Exercise requirements: Keep only the lines that hold the string "Linear", filtering out the rest of the entries below.

[start Listed entries]

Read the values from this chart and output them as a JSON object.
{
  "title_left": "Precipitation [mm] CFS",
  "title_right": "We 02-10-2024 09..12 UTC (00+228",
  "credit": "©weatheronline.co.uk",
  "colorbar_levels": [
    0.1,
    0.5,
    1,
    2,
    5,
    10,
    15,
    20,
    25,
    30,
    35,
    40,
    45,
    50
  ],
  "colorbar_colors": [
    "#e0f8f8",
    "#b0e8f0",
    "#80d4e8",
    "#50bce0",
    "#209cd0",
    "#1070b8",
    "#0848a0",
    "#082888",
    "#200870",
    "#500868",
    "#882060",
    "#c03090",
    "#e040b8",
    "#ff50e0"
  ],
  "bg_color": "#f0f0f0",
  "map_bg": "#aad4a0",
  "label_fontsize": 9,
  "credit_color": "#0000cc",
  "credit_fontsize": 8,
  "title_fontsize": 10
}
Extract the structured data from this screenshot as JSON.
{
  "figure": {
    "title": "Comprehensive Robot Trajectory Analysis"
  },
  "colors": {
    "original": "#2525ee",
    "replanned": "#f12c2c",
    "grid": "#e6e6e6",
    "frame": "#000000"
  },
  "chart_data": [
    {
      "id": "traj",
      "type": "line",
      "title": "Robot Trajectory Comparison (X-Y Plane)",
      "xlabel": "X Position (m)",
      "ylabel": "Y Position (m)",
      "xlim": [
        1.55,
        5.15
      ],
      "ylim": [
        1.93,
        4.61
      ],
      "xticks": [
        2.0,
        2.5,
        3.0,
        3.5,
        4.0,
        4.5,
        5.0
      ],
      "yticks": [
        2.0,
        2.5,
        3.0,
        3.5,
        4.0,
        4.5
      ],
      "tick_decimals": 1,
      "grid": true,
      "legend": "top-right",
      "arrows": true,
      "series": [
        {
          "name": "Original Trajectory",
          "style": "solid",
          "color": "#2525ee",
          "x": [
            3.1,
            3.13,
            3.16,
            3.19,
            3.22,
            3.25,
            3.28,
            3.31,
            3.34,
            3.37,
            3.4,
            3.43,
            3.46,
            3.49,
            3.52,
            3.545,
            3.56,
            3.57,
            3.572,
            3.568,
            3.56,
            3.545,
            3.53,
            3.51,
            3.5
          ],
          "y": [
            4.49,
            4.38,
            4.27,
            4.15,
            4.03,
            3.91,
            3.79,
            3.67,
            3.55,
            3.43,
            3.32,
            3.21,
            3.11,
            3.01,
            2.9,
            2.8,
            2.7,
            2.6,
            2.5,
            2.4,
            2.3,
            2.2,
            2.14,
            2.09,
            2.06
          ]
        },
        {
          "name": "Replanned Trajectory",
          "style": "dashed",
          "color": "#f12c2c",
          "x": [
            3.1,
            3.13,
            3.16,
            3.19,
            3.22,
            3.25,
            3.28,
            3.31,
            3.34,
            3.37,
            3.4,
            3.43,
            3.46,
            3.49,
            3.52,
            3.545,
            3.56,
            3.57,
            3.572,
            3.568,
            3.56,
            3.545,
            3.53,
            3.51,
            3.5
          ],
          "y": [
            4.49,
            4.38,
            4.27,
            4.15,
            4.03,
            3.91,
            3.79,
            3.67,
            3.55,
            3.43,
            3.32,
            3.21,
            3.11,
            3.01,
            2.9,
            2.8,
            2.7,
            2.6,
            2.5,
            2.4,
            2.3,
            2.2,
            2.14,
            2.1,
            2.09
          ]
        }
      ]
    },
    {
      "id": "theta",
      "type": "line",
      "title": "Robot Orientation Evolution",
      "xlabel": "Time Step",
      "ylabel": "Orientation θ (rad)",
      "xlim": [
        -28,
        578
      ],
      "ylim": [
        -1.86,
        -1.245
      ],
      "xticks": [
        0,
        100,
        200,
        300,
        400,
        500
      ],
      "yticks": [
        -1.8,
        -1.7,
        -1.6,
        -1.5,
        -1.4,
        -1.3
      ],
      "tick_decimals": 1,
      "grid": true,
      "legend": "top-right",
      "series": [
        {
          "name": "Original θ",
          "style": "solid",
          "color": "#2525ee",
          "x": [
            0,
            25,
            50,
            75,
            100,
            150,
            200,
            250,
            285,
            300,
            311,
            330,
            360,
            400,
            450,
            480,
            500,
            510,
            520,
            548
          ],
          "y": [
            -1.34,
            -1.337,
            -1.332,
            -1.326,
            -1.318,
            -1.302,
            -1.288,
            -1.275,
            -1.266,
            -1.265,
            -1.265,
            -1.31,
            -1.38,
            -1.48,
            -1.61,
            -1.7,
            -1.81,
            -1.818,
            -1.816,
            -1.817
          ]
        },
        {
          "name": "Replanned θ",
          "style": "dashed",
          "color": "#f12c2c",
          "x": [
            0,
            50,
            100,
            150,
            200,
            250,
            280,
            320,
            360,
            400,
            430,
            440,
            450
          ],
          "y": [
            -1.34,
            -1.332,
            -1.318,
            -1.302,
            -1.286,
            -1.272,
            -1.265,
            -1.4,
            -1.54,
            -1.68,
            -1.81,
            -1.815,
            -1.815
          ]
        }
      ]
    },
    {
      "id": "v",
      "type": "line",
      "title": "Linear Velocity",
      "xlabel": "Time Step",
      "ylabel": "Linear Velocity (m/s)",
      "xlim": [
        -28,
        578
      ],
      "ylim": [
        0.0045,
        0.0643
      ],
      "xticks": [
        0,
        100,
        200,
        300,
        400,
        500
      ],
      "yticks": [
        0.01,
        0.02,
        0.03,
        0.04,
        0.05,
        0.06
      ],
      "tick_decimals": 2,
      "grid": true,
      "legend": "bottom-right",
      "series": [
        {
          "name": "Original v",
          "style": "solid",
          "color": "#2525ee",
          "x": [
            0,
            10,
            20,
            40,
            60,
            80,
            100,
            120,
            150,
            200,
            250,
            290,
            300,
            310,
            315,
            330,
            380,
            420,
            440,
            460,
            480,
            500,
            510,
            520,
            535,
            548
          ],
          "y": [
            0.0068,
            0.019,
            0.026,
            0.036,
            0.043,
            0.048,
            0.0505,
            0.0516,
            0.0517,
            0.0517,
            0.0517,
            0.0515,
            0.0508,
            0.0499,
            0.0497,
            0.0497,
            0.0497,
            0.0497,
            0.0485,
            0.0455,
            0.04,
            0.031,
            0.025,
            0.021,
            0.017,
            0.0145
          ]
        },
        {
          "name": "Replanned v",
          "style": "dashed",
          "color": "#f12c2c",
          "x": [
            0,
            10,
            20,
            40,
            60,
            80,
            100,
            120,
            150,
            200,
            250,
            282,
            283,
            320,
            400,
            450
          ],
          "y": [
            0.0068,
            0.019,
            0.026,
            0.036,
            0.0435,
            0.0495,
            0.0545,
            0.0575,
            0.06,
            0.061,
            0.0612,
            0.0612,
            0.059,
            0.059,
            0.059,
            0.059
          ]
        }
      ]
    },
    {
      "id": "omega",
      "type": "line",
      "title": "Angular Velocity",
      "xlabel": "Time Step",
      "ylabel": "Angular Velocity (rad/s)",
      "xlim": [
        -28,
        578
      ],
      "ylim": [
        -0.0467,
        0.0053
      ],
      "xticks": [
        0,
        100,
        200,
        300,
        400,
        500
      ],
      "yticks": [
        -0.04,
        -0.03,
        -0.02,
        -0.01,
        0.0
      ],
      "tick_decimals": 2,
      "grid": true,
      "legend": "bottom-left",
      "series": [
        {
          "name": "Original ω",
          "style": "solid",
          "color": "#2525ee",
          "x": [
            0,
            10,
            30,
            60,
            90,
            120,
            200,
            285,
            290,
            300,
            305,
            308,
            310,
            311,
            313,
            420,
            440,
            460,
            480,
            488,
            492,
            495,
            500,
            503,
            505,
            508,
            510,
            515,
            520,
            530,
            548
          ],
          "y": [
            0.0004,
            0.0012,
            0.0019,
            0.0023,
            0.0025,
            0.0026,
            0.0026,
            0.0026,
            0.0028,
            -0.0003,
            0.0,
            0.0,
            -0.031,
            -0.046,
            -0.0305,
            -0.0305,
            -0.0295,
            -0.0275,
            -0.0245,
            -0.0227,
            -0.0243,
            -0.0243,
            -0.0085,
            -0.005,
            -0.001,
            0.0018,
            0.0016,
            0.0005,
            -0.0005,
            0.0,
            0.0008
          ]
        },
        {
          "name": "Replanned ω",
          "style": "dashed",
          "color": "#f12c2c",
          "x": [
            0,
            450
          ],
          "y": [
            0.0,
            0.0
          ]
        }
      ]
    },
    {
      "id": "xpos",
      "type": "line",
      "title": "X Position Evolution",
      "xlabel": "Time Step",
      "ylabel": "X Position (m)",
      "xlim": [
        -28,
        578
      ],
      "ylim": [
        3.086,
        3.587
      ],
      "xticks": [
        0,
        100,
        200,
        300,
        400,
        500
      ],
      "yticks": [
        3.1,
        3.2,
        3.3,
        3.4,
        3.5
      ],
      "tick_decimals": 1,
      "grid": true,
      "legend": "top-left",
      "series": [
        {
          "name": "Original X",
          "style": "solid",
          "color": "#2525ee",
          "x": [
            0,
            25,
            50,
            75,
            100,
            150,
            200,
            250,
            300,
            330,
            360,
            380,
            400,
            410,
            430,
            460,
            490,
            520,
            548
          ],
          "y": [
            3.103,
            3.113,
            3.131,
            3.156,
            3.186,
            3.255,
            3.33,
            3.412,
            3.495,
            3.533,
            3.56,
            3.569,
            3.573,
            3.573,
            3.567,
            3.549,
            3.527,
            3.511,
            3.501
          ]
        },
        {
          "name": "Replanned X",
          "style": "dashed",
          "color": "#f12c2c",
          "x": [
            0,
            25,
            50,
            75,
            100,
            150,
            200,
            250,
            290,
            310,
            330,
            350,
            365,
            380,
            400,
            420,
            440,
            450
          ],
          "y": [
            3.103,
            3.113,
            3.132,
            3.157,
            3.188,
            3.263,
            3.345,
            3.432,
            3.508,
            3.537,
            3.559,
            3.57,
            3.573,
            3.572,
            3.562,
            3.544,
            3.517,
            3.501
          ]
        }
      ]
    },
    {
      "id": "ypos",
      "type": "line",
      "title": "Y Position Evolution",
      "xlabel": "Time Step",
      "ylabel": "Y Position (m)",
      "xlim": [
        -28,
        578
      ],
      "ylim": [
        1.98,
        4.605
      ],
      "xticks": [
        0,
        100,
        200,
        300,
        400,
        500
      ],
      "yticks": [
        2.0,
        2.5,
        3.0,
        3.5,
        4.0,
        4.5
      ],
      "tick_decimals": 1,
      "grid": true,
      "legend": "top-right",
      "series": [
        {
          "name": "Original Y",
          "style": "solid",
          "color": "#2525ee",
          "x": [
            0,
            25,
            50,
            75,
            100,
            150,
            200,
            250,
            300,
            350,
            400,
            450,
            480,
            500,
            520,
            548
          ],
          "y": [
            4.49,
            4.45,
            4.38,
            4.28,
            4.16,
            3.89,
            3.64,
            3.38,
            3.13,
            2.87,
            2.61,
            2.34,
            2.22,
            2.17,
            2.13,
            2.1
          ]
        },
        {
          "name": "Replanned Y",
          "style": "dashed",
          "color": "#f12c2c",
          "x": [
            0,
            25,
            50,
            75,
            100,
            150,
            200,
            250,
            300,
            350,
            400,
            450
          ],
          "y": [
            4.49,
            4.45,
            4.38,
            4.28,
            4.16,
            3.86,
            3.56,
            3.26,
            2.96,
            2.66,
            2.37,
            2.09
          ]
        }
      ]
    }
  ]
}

[end Listed entries]

Worked answer:
      "title": "Linear Velocity",
      "ylabel": "Linear Velocity (m/s)",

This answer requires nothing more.